[Task inputs]
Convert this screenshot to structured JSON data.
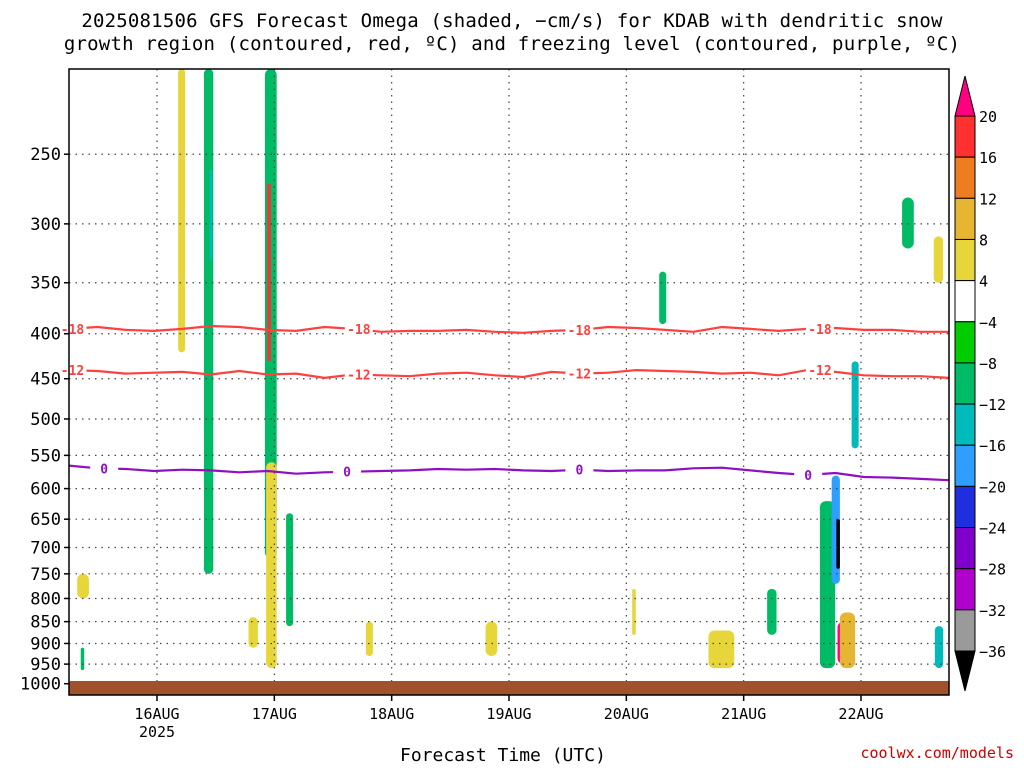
{
  "title_line1": "2025081506 GFS Forecast Omega (shaded, −cm/s) for KDAB with dendritic snow",
  "title_line2": "growth region (contoured, red, ºC) and freezing level (contoured, purple, ºC)",
  "credit": "coolwx.com/models",
  "chart_data": {
    "type": "heatmap",
    "xlabel": "Forecast Time (UTC)",
    "ylabel": "",
    "x_ticks": [
      "16AUG",
      "17AUG",
      "18AUG",
      "19AUG",
      "20AUG",
      "21AUG",
      "22AUG"
    ],
    "x_year_label": "2025",
    "xlim": [
      "2025-08-15 06Z",
      "2025-08-22 18Z"
    ],
    "y_ticks": [
      250,
      300,
      350,
      400,
      450,
      500,
      550,
      600,
      650,
      700,
      750,
      800,
      850,
      900,
      950,
      1000
    ],
    "ylim": [
      200,
      1030
    ],
    "y_scale": "log (pressure, hPa)",
    "grid": true,
    "colorbar": {
      "ticks": [
        20,
        16,
        12,
        8,
        4,
        -4,
        -8,
        -12,
        -16,
        -20,
        -24,
        -28,
        -32,
        -36
      ],
      "colors": [
        "#ff0080",
        "#ff3030",
        "#ee7d22",
        "#e6b633",
        "#e6d63a",
        "#ffffff",
        "#00cc00",
        "#00bb66",
        "#00bbbb",
        "#2f9fff",
        "#1f2fe0",
        "#8000cc",
        "#b000cc",
        "#9a9a9a",
        "#000000"
      ]
    },
    "contours": [
      {
        "label": "-18",
        "color": "#ff4040",
        "pressure": [
          395,
          393,
          396,
          397,
          395,
          392,
          393,
          396,
          397,
          393,
          395,
          398,
          397,
          397,
          396,
          398,
          399,
          397,
          396,
          393,
          394,
          396,
          398,
          393,
          395,
          397,
          395,
          394,
          396,
          396,
          398,
          398
        ],
        "label_days": [
          15.28,
          17.72,
          19.6,
          21.65
        ]
      },
      {
        "label": "-12",
        "color": "#ff4040",
        "pressure": [
          440,
          441,
          444,
          443,
          442,
          445,
          441,
          445,
          444,
          449,
          445,
          446,
          447,
          444,
          443,
          446,
          448,
          442,
          444,
          443,
          440,
          441,
          442,
          444,
          443,
          446,
          440,
          442,
          446,
          447,
          447,
          449
        ],
        "label_days": [
          15.28,
          17.72,
          19.6,
          21.65
        ]
      },
      {
        "label": "0",
        "color": "#9010c0",
        "pressure": [
          565,
          569,
          570,
          573,
          571,
          572,
          575,
          573,
          577,
          575,
          574,
          573,
          572,
          570,
          571,
          570,
          572,
          573,
          571,
          573,
          572,
          572,
          569,
          568,
          572,
          576,
          579,
          576,
          582,
          583,
          585,
          587
        ],
        "label_days": [
          15.55,
          17.62,
          19.6,
          21.55
        ]
      }
    ],
    "shaded_regions": [
      {
        "value": 6,
        "t": [
          15.32,
          15.42
        ],
        "p": [
          750,
          800
        ]
      },
      {
        "value": -8,
        "t": [
          15.35,
          15.38
        ],
        "p": [
          910,
          965
        ]
      },
      {
        "value": 6,
        "t": [
          16.18,
          16.24
        ],
        "p": [
          200,
          420
        ]
      },
      {
        "value": -8,
        "t": [
          16.4,
          16.48
        ],
        "p": [
          200,
          750
        ]
      },
      {
        "value": -12,
        "t": [
          16.45,
          16.47
        ],
        "p": [
          260,
          330
        ]
      },
      {
        "value": 6,
        "t": [
          16.78,
          16.86
        ],
        "p": [
          840,
          910
        ]
      },
      {
        "value": -8,
        "t": [
          16.92,
          17.02
        ],
        "p": [
          200,
          720
        ]
      },
      {
        "value": 16,
        "t": [
          16.94,
          16.97
        ],
        "p": [
          270,
          430
        ]
      },
      {
        "value": 6,
        "t": [
          16.93,
          17.02
        ],
        "p": [
          560,
          960
        ]
      },
      {
        "value": -8,
        "t": [
          17.1,
          17.16
        ],
        "p": [
          640,
          860
        ]
      },
      {
        "value": 6,
        "t": [
          17.78,
          17.84
        ],
        "p": [
          850,
          930
        ]
      },
      {
        "value": 6,
        "t": [
          18.8,
          18.9
        ],
        "p": [
          850,
          930
        ]
      },
      {
        "value": 6,
        "t": [
          20.05,
          20.08
        ],
        "p": [
          780,
          880
        ]
      },
      {
        "value": -8,
        "t": [
          20.28,
          20.34
        ],
        "p": [
          340,
          390
        ]
      },
      {
        "value": 6,
        "t": [
          20.7,
          20.92
        ],
        "p": [
          870,
          960
        ]
      },
      {
        "value": -8,
        "t": [
          21.2,
          21.28
        ],
        "p": [
          780,
          880
        ]
      },
      {
        "value": -8,
        "t": [
          21.65,
          21.78
        ],
        "p": [
          620,
          960
        ]
      },
      {
        "value": -16,
        "t": [
          21.75,
          21.82
        ],
        "p": [
          580,
          770
        ]
      },
      {
        "value": -36,
        "t": [
          21.79,
          21.82
        ],
        "p": [
          650,
          740
        ]
      },
      {
        "value": 20,
        "t": [
          21.8,
          21.94
        ],
        "p": [
          850,
          950
        ]
      },
      {
        "value": 10,
        "t": [
          21.82,
          21.95
        ],
        "p": [
          830,
          960
        ]
      },
      {
        "value": -12,
        "t": [
          21.92,
          21.98
        ],
        "p": [
          430,
          540
        ]
      },
      {
        "value": -8,
        "t": [
          22.35,
          22.45
        ],
        "p": [
          280,
          320
        ]
      },
      {
        "value": 6,
        "t": [
          22.62,
          22.7
        ],
        "p": [
          310,
          350
        ]
      },
      {
        "value": -12,
        "t": [
          22.63,
          22.7
        ],
        "p": [
          860,
          960
        ]
      }
    ]
  }
}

[Set exercise] Omit the pictures and restate the rest of the records verbatim.

[Expected output]
Convert this screenshot to structured JSON data.
{
  "title_line1": "2025081506 GFS Forecast Omega (shaded, −cm/s) for KDAB with dendritic snow",
  "title_line2": "growth region (contoured, red, ºC) and freezing level (contoured, purple, ºC)",
  "credit": "coolwx.com/models",
  "chart_data": {
    "type": "heatmap",
    "xlabel": "Forecast Time (UTC)",
    "ylabel": "",
    "x_ticks": [
      "16AUG",
      "17AUG",
      "18AUG",
      "19AUG",
      "20AUG",
      "21AUG",
      "22AUG"
    ],
    "x_year_label": "2025",
    "xlim": [
      "2025-08-15 06Z",
      "2025-08-22 18Z"
    ],
    "y_ticks": [
      250,
      300,
      350,
      400,
      450,
      500,
      550,
      600,
      650,
      700,
      750,
      800,
      850,
      900,
      950,
      1000
    ],
    "ylim": [
      200,
      1030
    ],
    "y_scale": "log (pressure, hPa)",
    "grid": true,
    "colorbar": {
      "ticks": [
        20,
        16,
        12,
        8,
        4,
        -4,
        -8,
        -12,
        -16,
        -20,
        -24,
        -28,
        -32,
        -36
      ],
      "colors": [
        "#ff0080",
        "#ff3030",
        "#ee7d22",
        "#e6b633",
        "#e6d63a",
        "#ffffff",
        "#00cc00",
        "#00bb66",
        "#00bbbb",
        "#2f9fff",
        "#1f2fe0",
        "#8000cc",
        "#b000cc",
        "#9a9a9a",
        "#000000"
      ]
    },
    "contours": [
      {
        "label": "-18",
        "color": "#ff4040",
        "pressure": [
          395,
          393,
          396,
          397,
          395,
          392,
          393,
          396,
          397,
          393,
          395,
          398,
          397,
          397,
          396,
          398,
          399,
          397,
          396,
          393,
          394,
          396,
          398,
          393,
          395,
          397,
          395,
          394,
          396,
          396,
          398,
          398
        ],
        "label_days": [
          15.28,
          17.72,
          19.6,
          21.65
        ]
      },
      {
        "label": "-12",
        "color": "#ff4040",
        "pressure": [
          440,
          441,
          444,
          443,
          442,
          445,
          441,
          445,
          444,
          449,
          445,
          446,
          447,
          444,
          443,
          446,
          448,
          442,
          444,
          443,
          440,
          441,
          442,
          444,
          443,
          446,
          440,
          442,
          446,
          447,
          447,
          449
        ],
        "label_days": [
          15.28,
          17.72,
          19.6,
          21.65
        ]
      },
      {
        "label": "0",
        "color": "#9010c0",
        "pressure": [
          565,
          569,
          570,
          573,
          571,
          572,
          575,
          573,
          577,
          575,
          574,
          573,
          572,
          570,
          571,
          570,
          572,
          573,
          571,
          573,
          572,
          572,
          569,
          568,
          572,
          576,
          579,
          576,
          582,
          583,
          585,
          587
        ],
        "label_days": [
          15.55,
          17.62,
          19.6,
          21.55
        ]
      }
    ],
    "shaded_regions": [
      {
        "value": 6,
        "t": [
          15.32,
          15.42
        ],
        "p": [
          750,
          800
        ]
      },
      {
        "value": -8,
        "t": [
          15.35,
          15.38
        ],
        "p": [
          910,
          965
        ]
      },
      {
        "value": 6,
        "t": [
          16.18,
          16.24
        ],
        "p": [
          200,
          420
        ]
      },
      {
        "value": -8,
        "t": [
          16.4,
          16.48
        ],
        "p": [
          200,
          750
        ]
      },
      {
        "value": -12,
        "t": [
          16.45,
          16.47
        ],
        "p": [
          260,
          330
        ]
      },
      {
        "value": 6,
        "t": [
          16.78,
          16.86
        ],
        "p": [
          840,
          910
        ]
      },
      {
        "value": -8,
        "t": [
          16.92,
          17.02
        ],
        "p": [
          200,
          720
        ]
      },
      {
        "value": 16,
        "t": [
          16.94,
          16.97
        ],
        "p": [
          270,
          430
        ]
      },
      {
        "value": 6,
        "t": [
          16.93,
          17.02
        ],
        "p": [
          560,
          960
        ]
      },
      {
        "value": -8,
        "t": [
          17.1,
          17.16
        ],
        "p": [
          640,
          860
        ]
      },
      {
        "value": 6,
        "t": [
          17.78,
          17.84
        ],
        "p": [
          850,
          930
        ]
      },
      {
        "value": 6,
        "t": [
          18.8,
          18.9
        ],
        "p": [
          850,
          930
        ]
      },
      {
        "value": 6,
        "t": [
          20.05,
          20.08
        ],
        "p": [
          780,
          880
        ]
      },
      {
        "value": -8,
        "t": [
          20.28,
          20.34
        ],
        "p": [
          340,
          390
        ]
      },
      {
        "value": 6,
        "t": [
          20.7,
          20.92
        ],
        "p": [
          870,
          960
        ]
      },
      {
        "value": -8,
        "t": [
          21.2,
          21.28
        ],
        "p": [
          780,
          880
        ]
      },
      {
        "value": -8,
        "t": [
          21.65,
          21.78
        ],
        "p": [
          620,
          960
        ]
      },
      {
        "value": -16,
        "t": [
          21.75,
          21.82
        ],
        "p": [
          580,
          770
        ]
      },
      {
        "value": -36,
        "t": [
          21.79,
          21.82
        ],
        "p": [
          650,
          740
        ]
      },
      {
        "value": 20,
        "t": [
          21.8,
          21.94
        ],
        "p": [
          850,
          950
        ]
      },
      {
        "value": 10,
        "t": [
          21.82,
          21.95
        ],
        "p": [
          830,
          960
        ]
      },
      {
        "value": -12,
        "t": [
          21.92,
          21.98
        ],
        "p": [
          430,
          540
        ]
      },
      {
        "value": -8,
        "t": [
          22.35,
          22.45
        ],
        "p": [
          280,
          320
        ]
      },
      {
        "value": 6,
        "t": [
          22.62,
          22.7
        ],
        "p": [
          310,
          350
        ]
      },
      {
        "value": -12,
        "t": [
          22.63,
          22.7
        ],
        "p": [
          860,
          960
        ]
      }
    ]
  }
}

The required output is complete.